• Collection entries:
________
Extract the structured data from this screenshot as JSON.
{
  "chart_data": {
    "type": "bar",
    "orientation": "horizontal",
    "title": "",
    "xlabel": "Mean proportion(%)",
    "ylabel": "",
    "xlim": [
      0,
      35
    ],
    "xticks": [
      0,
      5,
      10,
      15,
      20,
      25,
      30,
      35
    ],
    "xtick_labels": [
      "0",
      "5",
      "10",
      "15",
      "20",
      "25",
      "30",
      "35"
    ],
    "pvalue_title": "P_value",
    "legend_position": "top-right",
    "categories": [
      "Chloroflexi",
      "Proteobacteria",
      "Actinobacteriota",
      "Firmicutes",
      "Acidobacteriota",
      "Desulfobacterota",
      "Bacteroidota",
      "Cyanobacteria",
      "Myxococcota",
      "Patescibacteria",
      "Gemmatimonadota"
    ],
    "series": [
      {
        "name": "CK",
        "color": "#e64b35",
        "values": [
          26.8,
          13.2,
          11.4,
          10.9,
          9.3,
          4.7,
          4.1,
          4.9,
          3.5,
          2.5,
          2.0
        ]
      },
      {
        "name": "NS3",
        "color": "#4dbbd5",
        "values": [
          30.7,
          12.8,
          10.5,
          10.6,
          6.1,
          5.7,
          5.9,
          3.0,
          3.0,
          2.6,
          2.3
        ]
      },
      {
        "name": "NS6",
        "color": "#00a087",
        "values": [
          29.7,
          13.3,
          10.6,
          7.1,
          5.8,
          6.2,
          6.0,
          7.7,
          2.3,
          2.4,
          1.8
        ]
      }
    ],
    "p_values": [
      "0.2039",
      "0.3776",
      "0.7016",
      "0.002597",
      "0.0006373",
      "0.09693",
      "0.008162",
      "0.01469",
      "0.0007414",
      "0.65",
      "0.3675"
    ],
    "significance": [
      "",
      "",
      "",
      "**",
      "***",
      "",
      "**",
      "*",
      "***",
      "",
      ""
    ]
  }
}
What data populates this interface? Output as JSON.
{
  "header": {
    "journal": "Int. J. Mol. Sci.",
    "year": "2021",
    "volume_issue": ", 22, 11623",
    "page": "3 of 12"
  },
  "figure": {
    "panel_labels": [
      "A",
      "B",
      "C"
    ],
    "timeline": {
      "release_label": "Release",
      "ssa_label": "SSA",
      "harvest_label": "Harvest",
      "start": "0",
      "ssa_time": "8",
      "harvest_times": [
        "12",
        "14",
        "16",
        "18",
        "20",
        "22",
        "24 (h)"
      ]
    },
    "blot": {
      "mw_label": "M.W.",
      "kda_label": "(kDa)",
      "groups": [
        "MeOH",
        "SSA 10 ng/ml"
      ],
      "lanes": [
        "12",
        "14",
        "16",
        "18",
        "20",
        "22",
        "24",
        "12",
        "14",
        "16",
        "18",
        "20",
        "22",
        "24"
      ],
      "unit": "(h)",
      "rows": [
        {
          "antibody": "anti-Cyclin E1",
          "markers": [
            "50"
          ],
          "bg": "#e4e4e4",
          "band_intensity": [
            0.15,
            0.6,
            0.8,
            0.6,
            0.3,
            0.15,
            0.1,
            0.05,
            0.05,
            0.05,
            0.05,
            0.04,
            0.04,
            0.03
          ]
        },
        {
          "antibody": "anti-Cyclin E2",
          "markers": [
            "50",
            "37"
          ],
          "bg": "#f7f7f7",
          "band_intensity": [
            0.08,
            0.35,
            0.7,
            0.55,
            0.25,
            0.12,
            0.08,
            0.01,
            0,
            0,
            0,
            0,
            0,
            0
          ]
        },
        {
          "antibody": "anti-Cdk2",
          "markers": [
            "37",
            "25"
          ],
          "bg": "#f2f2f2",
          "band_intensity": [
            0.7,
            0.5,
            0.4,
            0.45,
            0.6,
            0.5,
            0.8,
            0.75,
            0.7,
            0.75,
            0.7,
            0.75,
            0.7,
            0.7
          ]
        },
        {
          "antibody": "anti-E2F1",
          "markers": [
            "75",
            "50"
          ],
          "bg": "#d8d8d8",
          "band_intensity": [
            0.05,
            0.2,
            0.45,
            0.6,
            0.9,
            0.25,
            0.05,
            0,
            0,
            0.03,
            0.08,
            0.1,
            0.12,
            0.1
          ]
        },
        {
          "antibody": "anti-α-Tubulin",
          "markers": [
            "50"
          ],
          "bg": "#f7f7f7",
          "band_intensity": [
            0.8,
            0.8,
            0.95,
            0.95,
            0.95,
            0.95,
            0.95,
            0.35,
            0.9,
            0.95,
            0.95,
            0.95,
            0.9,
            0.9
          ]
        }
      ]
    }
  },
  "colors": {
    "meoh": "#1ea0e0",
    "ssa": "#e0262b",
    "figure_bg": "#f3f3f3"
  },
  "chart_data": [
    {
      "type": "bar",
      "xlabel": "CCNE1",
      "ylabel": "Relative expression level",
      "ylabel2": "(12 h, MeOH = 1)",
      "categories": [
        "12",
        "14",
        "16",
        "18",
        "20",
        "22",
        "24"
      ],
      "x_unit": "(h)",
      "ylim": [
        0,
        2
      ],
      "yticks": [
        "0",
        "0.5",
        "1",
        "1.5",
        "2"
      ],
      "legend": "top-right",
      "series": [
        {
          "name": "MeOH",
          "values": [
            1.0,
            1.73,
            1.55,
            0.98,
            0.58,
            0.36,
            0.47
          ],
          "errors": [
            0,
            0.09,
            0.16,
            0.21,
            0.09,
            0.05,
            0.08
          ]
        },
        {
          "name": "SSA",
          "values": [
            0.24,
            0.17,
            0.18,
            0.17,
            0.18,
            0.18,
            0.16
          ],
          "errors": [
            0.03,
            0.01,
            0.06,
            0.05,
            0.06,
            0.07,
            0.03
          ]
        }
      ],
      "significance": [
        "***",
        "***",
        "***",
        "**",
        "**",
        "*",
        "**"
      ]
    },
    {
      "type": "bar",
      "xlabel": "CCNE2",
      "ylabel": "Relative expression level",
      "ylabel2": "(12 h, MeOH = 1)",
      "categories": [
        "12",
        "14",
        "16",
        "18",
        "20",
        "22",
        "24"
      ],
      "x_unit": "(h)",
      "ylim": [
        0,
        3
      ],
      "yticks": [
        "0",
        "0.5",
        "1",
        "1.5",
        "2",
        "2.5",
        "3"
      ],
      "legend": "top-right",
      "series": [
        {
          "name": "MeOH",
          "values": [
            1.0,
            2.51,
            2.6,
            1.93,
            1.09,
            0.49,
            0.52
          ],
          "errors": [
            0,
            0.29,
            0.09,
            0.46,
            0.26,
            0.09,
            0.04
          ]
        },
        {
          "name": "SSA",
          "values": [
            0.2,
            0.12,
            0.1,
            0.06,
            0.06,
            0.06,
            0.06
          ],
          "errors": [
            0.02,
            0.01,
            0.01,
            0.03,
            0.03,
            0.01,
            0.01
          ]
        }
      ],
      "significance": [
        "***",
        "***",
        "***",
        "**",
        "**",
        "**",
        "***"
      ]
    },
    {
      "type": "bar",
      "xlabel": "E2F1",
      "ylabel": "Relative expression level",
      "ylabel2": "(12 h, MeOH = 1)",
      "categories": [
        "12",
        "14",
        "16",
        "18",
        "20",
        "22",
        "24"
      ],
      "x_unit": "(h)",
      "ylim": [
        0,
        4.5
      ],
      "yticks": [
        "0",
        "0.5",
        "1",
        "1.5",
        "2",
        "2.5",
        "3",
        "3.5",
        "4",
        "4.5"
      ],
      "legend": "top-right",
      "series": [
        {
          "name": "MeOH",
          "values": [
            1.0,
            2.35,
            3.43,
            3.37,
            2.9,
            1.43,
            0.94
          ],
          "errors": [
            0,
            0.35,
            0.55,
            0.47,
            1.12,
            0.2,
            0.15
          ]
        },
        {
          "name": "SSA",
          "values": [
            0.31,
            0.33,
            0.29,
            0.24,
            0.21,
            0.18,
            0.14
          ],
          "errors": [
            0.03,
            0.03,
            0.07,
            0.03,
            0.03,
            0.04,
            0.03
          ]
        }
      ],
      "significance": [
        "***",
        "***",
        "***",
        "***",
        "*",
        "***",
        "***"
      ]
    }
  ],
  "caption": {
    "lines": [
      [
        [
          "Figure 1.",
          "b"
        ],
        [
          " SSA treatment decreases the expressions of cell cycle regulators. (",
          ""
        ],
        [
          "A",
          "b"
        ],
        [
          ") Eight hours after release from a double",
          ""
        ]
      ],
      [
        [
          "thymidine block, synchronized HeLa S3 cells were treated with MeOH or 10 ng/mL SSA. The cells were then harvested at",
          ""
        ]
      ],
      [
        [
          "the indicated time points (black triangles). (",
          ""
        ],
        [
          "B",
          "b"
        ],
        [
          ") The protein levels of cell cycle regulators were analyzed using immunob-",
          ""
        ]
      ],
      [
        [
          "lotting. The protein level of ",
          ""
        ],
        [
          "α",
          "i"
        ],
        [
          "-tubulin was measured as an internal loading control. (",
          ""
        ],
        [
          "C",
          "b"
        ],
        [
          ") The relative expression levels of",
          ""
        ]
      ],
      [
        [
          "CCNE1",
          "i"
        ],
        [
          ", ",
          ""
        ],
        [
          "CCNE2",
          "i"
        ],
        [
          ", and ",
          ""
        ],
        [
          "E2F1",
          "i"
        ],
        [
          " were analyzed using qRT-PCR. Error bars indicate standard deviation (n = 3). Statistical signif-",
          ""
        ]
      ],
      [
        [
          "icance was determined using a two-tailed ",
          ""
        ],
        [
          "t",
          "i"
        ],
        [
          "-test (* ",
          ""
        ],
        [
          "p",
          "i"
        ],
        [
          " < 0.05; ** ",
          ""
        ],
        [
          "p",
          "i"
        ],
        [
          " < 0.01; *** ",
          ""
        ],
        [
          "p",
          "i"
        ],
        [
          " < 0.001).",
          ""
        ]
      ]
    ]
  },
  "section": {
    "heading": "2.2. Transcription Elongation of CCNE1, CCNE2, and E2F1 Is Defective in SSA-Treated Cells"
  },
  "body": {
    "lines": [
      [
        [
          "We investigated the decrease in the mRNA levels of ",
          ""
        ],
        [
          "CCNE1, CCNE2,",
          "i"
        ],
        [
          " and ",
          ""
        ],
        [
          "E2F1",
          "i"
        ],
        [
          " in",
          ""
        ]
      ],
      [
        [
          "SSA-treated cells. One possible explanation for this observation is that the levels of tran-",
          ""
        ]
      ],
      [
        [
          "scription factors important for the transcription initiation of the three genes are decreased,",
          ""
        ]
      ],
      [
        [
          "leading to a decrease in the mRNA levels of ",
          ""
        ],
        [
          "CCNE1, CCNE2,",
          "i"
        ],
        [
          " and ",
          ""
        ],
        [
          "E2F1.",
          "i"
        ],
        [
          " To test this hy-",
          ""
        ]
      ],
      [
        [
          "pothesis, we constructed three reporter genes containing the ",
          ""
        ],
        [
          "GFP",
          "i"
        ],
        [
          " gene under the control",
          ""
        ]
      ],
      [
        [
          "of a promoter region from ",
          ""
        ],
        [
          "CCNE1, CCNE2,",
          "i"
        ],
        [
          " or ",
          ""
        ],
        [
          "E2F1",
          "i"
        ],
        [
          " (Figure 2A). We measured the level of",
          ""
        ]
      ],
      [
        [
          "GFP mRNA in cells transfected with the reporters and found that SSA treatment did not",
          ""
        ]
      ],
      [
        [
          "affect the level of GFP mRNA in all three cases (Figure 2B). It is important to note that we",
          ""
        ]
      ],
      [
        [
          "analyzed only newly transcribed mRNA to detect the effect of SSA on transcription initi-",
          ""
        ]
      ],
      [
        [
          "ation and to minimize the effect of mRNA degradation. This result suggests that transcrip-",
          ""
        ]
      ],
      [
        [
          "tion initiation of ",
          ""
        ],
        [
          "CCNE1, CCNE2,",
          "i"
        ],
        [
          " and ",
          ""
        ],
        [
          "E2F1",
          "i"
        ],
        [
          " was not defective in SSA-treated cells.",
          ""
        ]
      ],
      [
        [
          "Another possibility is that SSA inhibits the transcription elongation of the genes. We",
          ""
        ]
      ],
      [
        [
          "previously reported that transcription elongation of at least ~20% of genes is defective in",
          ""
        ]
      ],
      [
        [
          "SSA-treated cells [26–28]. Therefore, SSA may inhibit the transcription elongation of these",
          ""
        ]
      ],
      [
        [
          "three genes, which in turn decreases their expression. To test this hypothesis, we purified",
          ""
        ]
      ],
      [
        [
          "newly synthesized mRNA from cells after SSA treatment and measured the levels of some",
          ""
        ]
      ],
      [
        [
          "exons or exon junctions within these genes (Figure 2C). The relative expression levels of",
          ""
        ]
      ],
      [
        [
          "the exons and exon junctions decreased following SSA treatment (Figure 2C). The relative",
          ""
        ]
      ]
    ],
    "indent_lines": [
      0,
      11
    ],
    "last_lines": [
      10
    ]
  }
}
________
Copy all lines from the entries that contain the word "effect".

• EXERCISE RESPONSE:
          "analyzed only newly transcribed mRNA to detect the effect of SSA on transcription initi-",
          "ation and to minimize the effect of mRNA degradation. This result suggests that transcrip-",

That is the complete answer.